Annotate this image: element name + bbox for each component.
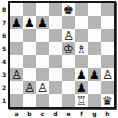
square-e8[interactable]: ♚: [62, 3, 75, 16]
white-bishop[interactable]: ♗: [76, 42, 87, 54]
black-pawn[interactable]: ♟: [76, 68, 87, 80]
square-b1[interactable]: [23, 94, 36, 107]
black-queen[interactable]: ♛: [102, 94, 113, 106]
rank-label-5: 5: [0, 42, 8, 55]
file-label-a: a: [10, 110, 23, 117]
file-label-h: h: [101, 110, 114, 117]
rank-label-2: 2: [0, 81, 8, 94]
board-wrap: 87654321 ♚♟♟♟♙♔♗♙♟♟♙♙♙♟♖♛: [0, 1, 116, 109]
square-g5[interactable]: [88, 42, 101, 55]
square-e3[interactable]: [62, 68, 75, 81]
square-b7[interactable]: ♟: [23, 16, 36, 29]
black-pawn[interactable]: ♟: [89, 68, 100, 80]
square-b4[interactable]: [23, 55, 36, 68]
square-e4[interactable]: [62, 55, 75, 68]
square-c6[interactable]: [36, 29, 49, 42]
square-d5[interactable]: [49, 42, 62, 55]
square-a6[interactable]: [10, 29, 23, 42]
square-e2[interactable]: [62, 81, 75, 94]
square-g2[interactable]: [88, 81, 101, 94]
black-king[interactable]: ♚: [63, 3, 74, 15]
square-c2[interactable]: ♙: [36, 81, 49, 94]
rank-label-3: 3: [0, 68, 8, 81]
square-c7[interactable]: ♟: [36, 16, 49, 29]
square-c5[interactable]: [36, 42, 49, 55]
square-h8[interactable]: [101, 3, 114, 16]
white-rook[interactable]: ♖: [76, 94, 87, 106]
rank-label-8: 8: [0, 3, 8, 16]
file-label-f: f: [75, 110, 88, 117]
square-h3[interactable]: ♙: [101, 68, 114, 81]
square-g7[interactable]: [88, 16, 101, 29]
rank-labels: 87654321: [0, 1, 8, 109]
file-label-e: e: [62, 110, 75, 117]
black-pawn[interactable]: ♟: [24, 16, 35, 28]
file-label-c: c: [36, 110, 49, 117]
chess-diagram: 87654321 ♚♟♟♟♙♔♗♙♟♟♙♙♙♟♖♛ abcdefgh: [0, 0, 118, 118]
file-labels: abcdefgh: [10, 110, 114, 117]
square-b5[interactable]: [23, 42, 36, 55]
square-h5[interactable]: [101, 42, 114, 55]
square-g1[interactable]: [88, 94, 101, 107]
file-label-g: g: [88, 110, 101, 117]
white-pawn[interactable]: ♙: [11, 68, 22, 80]
square-e5[interactable]: ♔: [62, 42, 75, 55]
square-d2[interactable]: [49, 81, 62, 94]
square-h1[interactable]: ♛: [101, 94, 114, 107]
square-h7[interactable]: [101, 16, 114, 29]
square-a2[interactable]: [10, 81, 23, 94]
rank-label-7: 7: [0, 16, 8, 29]
chess-board: ♚♟♟♟♙♔♗♙♟♟♙♙♙♟♖♛: [8, 1, 116, 109]
square-d7[interactable]: [49, 16, 62, 29]
white-pawn[interactable]: ♙: [24, 81, 35, 93]
square-b6[interactable]: [23, 29, 36, 42]
square-c4[interactable]: [36, 55, 49, 68]
square-b2[interactable]: ♙: [23, 81, 36, 94]
square-f8[interactable]: [75, 3, 88, 16]
white-pawn[interactable]: ♙: [102, 68, 113, 80]
white-pawn[interactable]: ♙: [63, 29, 74, 41]
file-label-b: b: [23, 110, 36, 117]
rank-label-6: 6: [0, 29, 8, 42]
square-a3[interactable]: ♙: [10, 68, 23, 81]
square-d4[interactable]: [49, 55, 62, 68]
square-a5[interactable]: [10, 42, 23, 55]
square-h6[interactable]: [101, 29, 114, 42]
square-f7[interactable]: [75, 16, 88, 29]
square-g3[interactable]: ♟: [88, 68, 101, 81]
square-g8[interactable]: [88, 3, 101, 16]
black-pawn[interactable]: ♟: [11, 16, 22, 28]
square-g6[interactable]: [88, 29, 101, 42]
square-c1[interactable]: [36, 94, 49, 107]
square-a7[interactable]: ♟: [10, 16, 23, 29]
rank-label-1: 1: [0, 94, 8, 107]
file-label-d: d: [49, 110, 62, 117]
white-pawn[interactable]: ♙: [37, 81, 48, 93]
square-d3[interactable]: [49, 68, 62, 81]
square-f5[interactable]: ♗: [75, 42, 88, 55]
black-pawn[interactable]: ♟: [37, 16, 48, 28]
square-e1[interactable]: [62, 94, 75, 107]
square-d1[interactable]: [49, 94, 62, 107]
square-d8[interactable]: [49, 3, 62, 16]
square-a1[interactable]: [10, 94, 23, 107]
white-king[interactable]: ♔: [63, 42, 74, 54]
black-pawn[interactable]: ♟: [76, 81, 87, 93]
rank-label-4: 4: [0, 55, 8, 68]
square-f1[interactable]: ♖: [75, 94, 88, 107]
square-d6[interactable]: [49, 29, 62, 42]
###
Reproduce every item above verbatim, leaving out the pictures.

Annotate this image: element name + bbox for each component.
square-e8[interactable]: ♚: [62, 3, 75, 16]
white-bishop[interactable]: ♗: [76, 42, 87, 54]
black-pawn[interactable]: ♟: [76, 68, 87, 80]
square-b1[interactable]: [23, 94, 36, 107]
black-queen[interactable]: ♛: [102, 94, 113, 106]
rank-label-5: 5: [0, 42, 8, 55]
file-label-a: a: [10, 110, 23, 117]
file-label-h: h: [101, 110, 114, 117]
rank-label-2: 2: [0, 81, 8, 94]
board-wrap: 87654321 ♚♟♟♟♙♔♗♙♟♟♙♙♙♟♖♛: [0, 1, 116, 109]
square-g5[interactable]: [88, 42, 101, 55]
square-e3[interactable]: [62, 68, 75, 81]
square-b7[interactable]: ♟: [23, 16, 36, 29]
black-pawn[interactable]: ♟: [89, 68, 100, 80]
square-b4[interactable]: [23, 55, 36, 68]
square-e4[interactable]: [62, 55, 75, 68]
square-c6[interactable]: [36, 29, 49, 42]
square-d5[interactable]: [49, 42, 62, 55]
square-a6[interactable]: [10, 29, 23, 42]
square-e2[interactable]: [62, 81, 75, 94]
square-g2[interactable]: [88, 81, 101, 94]
black-king[interactable]: ♚: [63, 3, 74, 15]
square-c2[interactable]: ♙: [36, 81, 49, 94]
rank-label-3: 3: [0, 68, 8, 81]
square-c7[interactable]: ♟: [36, 16, 49, 29]
square-c5[interactable]: [36, 42, 49, 55]
square-h8[interactable]: [101, 3, 114, 16]
white-rook[interactable]: ♖: [76, 94, 87, 106]
rank-label-8: 8: [0, 3, 8, 16]
file-label-f: f: [75, 110, 88, 117]
square-h3[interactable]: ♙: [101, 68, 114, 81]
square-g7[interactable]: [88, 16, 101, 29]
rank-labels: 87654321: [0, 1, 8, 109]
file-label-e: e: [62, 110, 75, 117]
black-pawn[interactable]: ♟: [24, 16, 35, 28]
file-label-c: c: [36, 110, 49, 117]
chess-diagram: 87654321 ♚♟♟♟♙♔♗♙♟♟♙♙♙♟♖♛ abcdefgh: [0, 0, 118, 118]
file-labels: abcdefgh: [10, 110, 114, 117]
square-b5[interactable]: [23, 42, 36, 55]
square-h5[interactable]: [101, 42, 114, 55]
square-g1[interactable]: [88, 94, 101, 107]
file-label-g: g: [88, 110, 101, 117]
white-pawn[interactable]: ♙: [11, 68, 22, 80]
square-e5[interactable]: ♔: [62, 42, 75, 55]
square-d2[interactable]: [49, 81, 62, 94]
square-h1[interactable]: ♛: [101, 94, 114, 107]
square-h7[interactable]: [101, 16, 114, 29]
square-a2[interactable]: [10, 81, 23, 94]
rank-label-7: 7: [0, 16, 8, 29]
chess-board: ♚♟♟♟♙♔♗♙♟♟♙♙♙♟♖♛: [8, 1, 116, 109]
square-d7[interactable]: [49, 16, 62, 29]
white-pawn[interactable]: ♙: [24, 81, 35, 93]
square-b6[interactable]: [23, 29, 36, 42]
square-c4[interactable]: [36, 55, 49, 68]
square-b2[interactable]: ♙: [23, 81, 36, 94]
square-f8[interactable]: [75, 3, 88, 16]
white-pawn[interactable]: ♙: [102, 68, 113, 80]
white-pawn[interactable]: ♙: [63, 29, 74, 41]
file-label-b: b: [23, 110, 36, 117]
rank-label-6: 6: [0, 29, 8, 42]
square-a3[interactable]: ♙: [10, 68, 23, 81]
square-d4[interactable]: [49, 55, 62, 68]
square-a5[interactable]: [10, 42, 23, 55]
square-h6[interactable]: [101, 29, 114, 42]
square-f7[interactable]: [75, 16, 88, 29]
square-g3[interactable]: ♟: [88, 68, 101, 81]
square-g8[interactable]: [88, 3, 101, 16]
black-pawn[interactable]: ♟: [11, 16, 22, 28]
square-g6[interactable]: [88, 29, 101, 42]
square-c1[interactable]: [36, 94, 49, 107]
square-a7[interactable]: ♟: [10, 16, 23, 29]
rank-label-1: 1: [0, 94, 8, 107]
file-label-d: d: [49, 110, 62, 117]
white-pawn[interactable]: ♙: [37, 81, 48, 93]
square-d3[interactable]: [49, 68, 62, 81]
square-f5[interactable]: ♗: [75, 42, 88, 55]
black-pawn[interactable]: ♟: [37, 16, 48, 28]
square-e1[interactable]: [62, 94, 75, 107]
square-d1[interactable]: [49, 94, 62, 107]
square-d8[interactable]: [49, 3, 62, 16]
square-a1[interactable]: [10, 94, 23, 107]
white-king[interactable]: ♔: [63, 42, 74, 54]
black-pawn[interactable]: ♟: [76, 81, 87, 93]
rank-label-4: 4: [0, 55, 8, 68]
square-f1[interactable]: ♖: [75, 94, 88, 107]
square-d6[interactable]: [49, 29, 62, 42]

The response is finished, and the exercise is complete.